### Problem
Every line below that contains "rice" is to be copied.

(Recorded data)
+++

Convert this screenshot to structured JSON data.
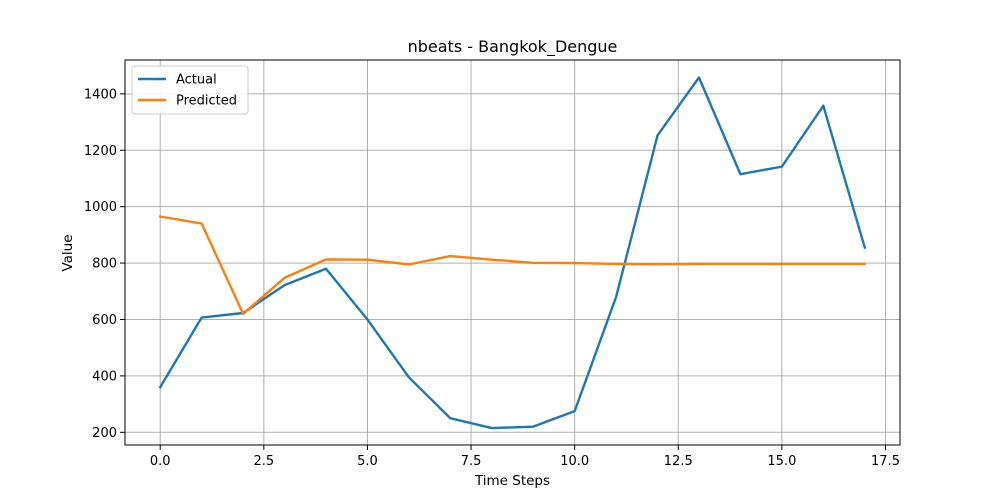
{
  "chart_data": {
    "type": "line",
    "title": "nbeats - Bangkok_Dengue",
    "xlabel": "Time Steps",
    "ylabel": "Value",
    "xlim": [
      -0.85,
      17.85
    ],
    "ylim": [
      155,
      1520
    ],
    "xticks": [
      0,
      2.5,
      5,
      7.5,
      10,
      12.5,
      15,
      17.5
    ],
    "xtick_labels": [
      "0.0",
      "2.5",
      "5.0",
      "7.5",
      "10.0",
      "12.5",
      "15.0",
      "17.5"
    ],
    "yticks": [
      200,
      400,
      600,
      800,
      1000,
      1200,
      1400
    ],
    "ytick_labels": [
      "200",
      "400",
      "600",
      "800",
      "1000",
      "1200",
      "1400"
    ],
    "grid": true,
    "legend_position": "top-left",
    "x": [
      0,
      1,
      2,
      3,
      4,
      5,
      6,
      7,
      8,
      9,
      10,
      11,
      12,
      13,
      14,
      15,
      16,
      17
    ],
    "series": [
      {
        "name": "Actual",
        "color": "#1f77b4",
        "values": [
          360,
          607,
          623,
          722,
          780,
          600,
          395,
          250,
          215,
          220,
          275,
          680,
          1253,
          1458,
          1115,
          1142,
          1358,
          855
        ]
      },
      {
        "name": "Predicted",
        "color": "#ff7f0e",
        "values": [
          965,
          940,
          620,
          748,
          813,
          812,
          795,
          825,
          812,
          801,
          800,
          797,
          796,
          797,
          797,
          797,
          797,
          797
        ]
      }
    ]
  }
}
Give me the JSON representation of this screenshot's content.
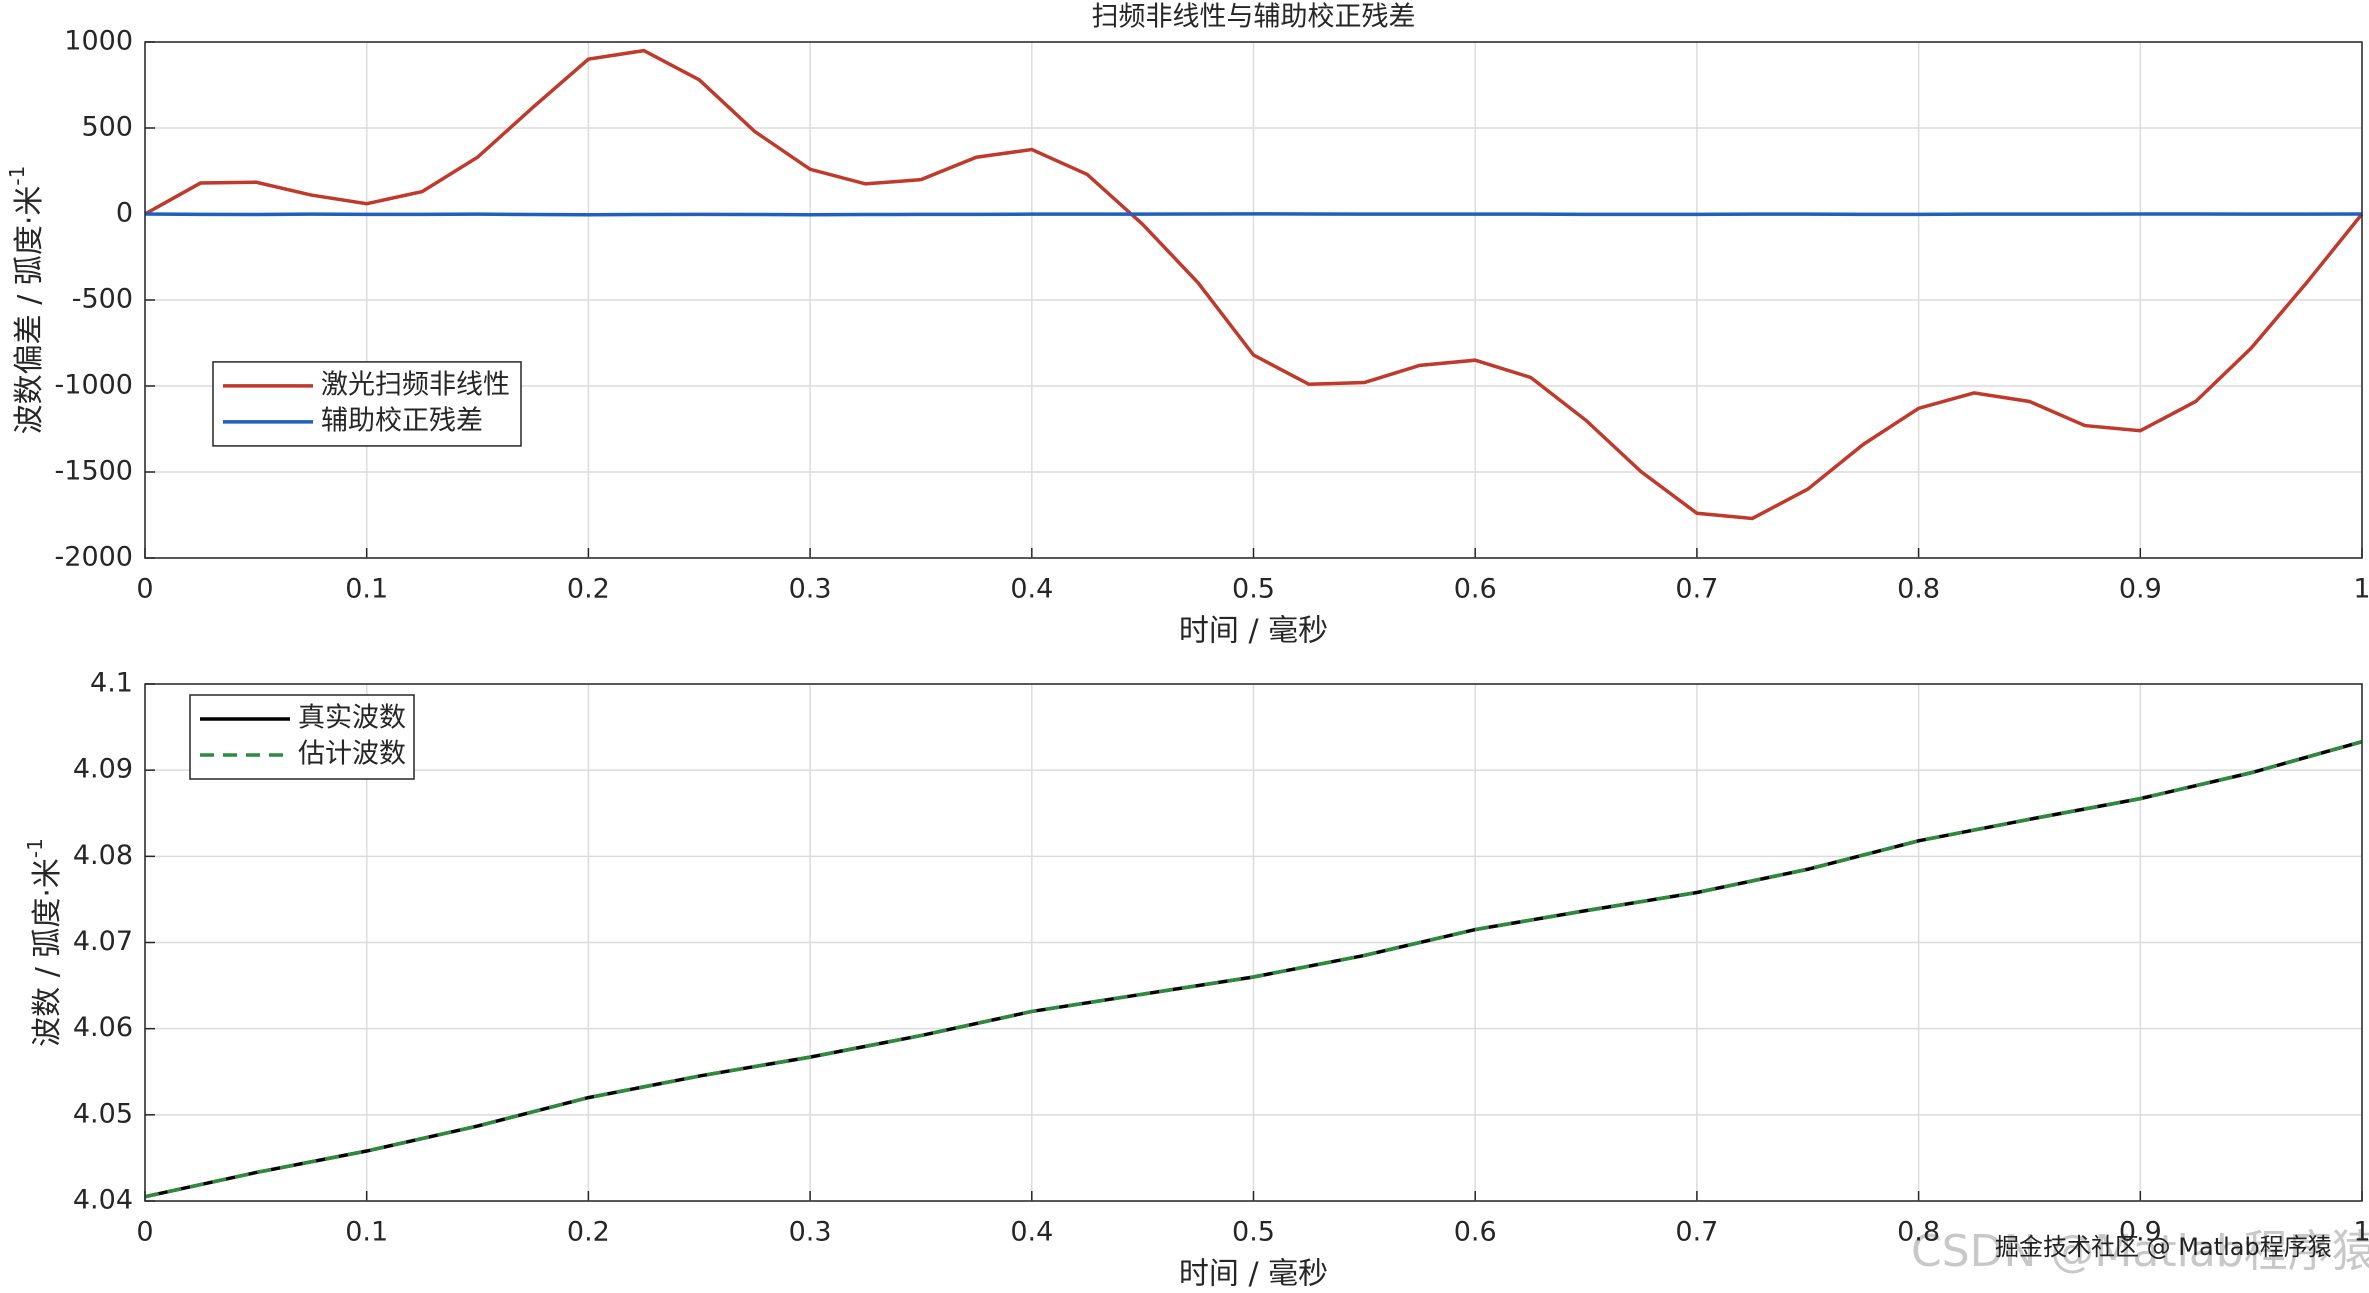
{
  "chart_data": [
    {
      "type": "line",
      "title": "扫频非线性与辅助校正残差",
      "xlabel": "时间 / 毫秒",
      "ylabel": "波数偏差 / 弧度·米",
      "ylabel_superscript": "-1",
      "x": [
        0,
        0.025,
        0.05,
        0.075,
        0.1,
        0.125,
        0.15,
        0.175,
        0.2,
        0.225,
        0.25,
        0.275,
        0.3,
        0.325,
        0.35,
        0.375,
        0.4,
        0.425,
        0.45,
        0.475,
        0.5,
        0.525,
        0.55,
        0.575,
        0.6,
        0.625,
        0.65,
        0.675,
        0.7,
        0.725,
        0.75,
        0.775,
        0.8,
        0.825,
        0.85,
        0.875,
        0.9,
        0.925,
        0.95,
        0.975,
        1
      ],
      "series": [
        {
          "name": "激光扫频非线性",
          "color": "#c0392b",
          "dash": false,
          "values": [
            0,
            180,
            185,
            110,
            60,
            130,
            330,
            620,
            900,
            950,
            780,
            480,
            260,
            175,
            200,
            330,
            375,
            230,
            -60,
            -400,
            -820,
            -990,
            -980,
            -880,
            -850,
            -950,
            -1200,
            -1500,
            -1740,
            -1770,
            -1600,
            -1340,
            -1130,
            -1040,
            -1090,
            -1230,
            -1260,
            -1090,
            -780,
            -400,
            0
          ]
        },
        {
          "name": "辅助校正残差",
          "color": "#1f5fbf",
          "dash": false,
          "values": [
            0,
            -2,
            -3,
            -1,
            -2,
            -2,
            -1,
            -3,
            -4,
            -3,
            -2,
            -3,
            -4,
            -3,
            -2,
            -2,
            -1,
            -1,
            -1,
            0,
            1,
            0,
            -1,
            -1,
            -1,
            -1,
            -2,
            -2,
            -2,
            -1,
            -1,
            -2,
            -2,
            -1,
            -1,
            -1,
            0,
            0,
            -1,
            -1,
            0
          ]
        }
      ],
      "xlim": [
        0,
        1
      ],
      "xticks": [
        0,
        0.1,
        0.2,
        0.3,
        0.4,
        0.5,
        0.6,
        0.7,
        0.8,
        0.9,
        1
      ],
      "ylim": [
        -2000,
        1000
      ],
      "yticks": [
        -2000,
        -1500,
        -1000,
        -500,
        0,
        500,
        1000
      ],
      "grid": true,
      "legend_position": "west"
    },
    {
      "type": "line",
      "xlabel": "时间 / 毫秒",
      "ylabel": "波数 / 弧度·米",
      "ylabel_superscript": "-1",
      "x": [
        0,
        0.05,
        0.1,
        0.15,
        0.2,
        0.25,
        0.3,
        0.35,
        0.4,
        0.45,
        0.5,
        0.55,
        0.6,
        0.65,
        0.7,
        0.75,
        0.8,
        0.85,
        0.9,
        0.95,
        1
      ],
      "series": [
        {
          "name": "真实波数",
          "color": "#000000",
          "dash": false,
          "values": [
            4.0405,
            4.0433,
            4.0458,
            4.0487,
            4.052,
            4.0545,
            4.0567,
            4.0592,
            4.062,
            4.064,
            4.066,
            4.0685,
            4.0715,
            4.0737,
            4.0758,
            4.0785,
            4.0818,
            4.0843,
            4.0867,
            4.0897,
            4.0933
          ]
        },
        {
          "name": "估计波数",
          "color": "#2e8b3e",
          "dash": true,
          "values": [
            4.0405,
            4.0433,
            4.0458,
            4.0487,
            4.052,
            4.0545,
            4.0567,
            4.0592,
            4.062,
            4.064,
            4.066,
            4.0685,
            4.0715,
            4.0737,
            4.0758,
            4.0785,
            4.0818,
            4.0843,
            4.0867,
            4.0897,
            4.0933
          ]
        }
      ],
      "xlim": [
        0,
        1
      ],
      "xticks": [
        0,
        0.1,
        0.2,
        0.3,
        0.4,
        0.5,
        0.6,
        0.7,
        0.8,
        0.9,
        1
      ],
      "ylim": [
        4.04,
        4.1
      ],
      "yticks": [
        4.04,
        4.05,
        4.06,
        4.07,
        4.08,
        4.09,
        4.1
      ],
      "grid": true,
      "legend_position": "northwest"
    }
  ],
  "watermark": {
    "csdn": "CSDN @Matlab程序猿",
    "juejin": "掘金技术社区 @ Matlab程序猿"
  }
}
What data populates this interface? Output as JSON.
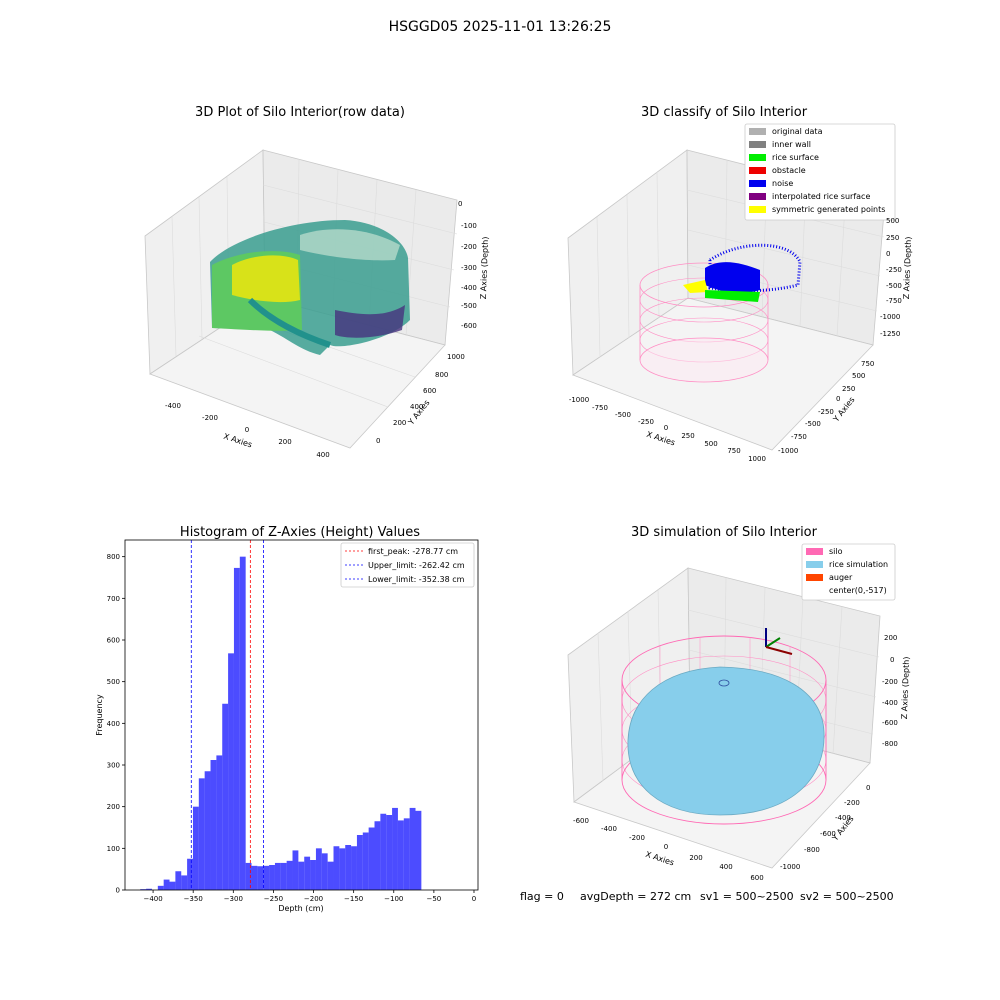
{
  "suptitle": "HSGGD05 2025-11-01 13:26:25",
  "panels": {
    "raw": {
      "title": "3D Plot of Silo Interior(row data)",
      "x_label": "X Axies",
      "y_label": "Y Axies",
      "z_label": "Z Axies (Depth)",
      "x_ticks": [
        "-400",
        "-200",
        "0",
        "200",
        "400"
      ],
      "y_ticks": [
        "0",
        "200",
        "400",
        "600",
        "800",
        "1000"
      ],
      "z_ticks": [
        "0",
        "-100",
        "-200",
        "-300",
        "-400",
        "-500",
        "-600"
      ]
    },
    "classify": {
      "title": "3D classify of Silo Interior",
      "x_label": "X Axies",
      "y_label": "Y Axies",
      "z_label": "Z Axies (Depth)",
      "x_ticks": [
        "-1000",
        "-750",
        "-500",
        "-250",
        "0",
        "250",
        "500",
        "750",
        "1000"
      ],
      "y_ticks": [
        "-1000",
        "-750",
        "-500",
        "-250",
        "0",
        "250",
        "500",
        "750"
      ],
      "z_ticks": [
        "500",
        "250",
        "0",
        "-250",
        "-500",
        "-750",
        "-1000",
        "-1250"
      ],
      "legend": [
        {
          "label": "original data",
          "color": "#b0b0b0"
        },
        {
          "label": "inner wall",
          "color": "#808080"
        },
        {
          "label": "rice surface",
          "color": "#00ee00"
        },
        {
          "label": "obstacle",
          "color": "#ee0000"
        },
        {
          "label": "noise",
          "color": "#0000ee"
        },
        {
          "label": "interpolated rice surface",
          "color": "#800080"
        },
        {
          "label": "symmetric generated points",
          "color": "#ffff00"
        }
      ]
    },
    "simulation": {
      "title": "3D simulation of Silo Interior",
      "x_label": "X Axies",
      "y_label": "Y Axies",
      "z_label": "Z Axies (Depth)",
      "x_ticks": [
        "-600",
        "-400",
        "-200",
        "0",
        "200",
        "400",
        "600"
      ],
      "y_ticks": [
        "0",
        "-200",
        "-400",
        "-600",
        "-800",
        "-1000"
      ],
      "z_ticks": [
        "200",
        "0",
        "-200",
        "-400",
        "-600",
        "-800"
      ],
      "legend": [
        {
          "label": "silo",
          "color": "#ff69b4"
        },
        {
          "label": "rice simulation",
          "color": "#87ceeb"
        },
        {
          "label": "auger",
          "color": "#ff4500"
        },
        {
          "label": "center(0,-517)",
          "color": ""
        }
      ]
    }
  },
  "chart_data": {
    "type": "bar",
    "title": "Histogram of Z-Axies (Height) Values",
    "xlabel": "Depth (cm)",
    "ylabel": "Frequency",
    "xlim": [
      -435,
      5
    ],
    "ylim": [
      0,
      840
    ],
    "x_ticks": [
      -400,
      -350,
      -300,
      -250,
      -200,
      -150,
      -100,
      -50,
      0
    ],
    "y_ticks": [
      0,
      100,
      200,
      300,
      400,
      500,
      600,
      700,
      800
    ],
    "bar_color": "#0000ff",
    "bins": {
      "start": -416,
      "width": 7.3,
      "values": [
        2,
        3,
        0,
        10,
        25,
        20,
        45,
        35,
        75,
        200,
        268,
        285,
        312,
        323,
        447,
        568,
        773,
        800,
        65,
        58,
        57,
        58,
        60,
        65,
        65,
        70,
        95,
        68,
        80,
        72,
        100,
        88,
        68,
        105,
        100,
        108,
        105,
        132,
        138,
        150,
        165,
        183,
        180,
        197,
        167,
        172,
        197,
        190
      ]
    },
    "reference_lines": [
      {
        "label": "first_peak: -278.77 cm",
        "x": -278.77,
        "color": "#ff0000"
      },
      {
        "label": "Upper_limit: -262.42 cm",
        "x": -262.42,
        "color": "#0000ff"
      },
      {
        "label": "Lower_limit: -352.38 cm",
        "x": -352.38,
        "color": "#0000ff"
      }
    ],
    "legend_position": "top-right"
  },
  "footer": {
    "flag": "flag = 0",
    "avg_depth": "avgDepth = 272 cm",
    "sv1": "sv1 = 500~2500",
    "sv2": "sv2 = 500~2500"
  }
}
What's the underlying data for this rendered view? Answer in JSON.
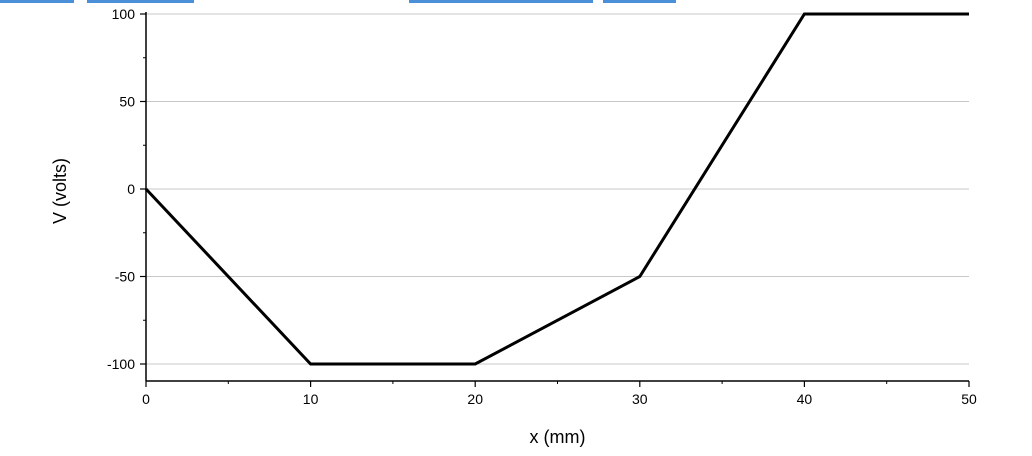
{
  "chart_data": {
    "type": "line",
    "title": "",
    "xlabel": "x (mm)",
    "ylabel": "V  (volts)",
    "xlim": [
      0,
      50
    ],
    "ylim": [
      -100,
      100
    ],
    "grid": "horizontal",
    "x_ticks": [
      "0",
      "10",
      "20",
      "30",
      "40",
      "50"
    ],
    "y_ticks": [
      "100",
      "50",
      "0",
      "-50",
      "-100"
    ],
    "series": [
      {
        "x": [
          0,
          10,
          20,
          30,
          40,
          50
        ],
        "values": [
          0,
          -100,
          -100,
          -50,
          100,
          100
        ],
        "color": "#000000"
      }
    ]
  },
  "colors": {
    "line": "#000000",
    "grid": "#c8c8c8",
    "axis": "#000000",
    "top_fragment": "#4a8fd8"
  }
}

+++

### Completed task
          "label": "rice surface",
          "label": "interpolated rice surface",
          "label": "rice simulation",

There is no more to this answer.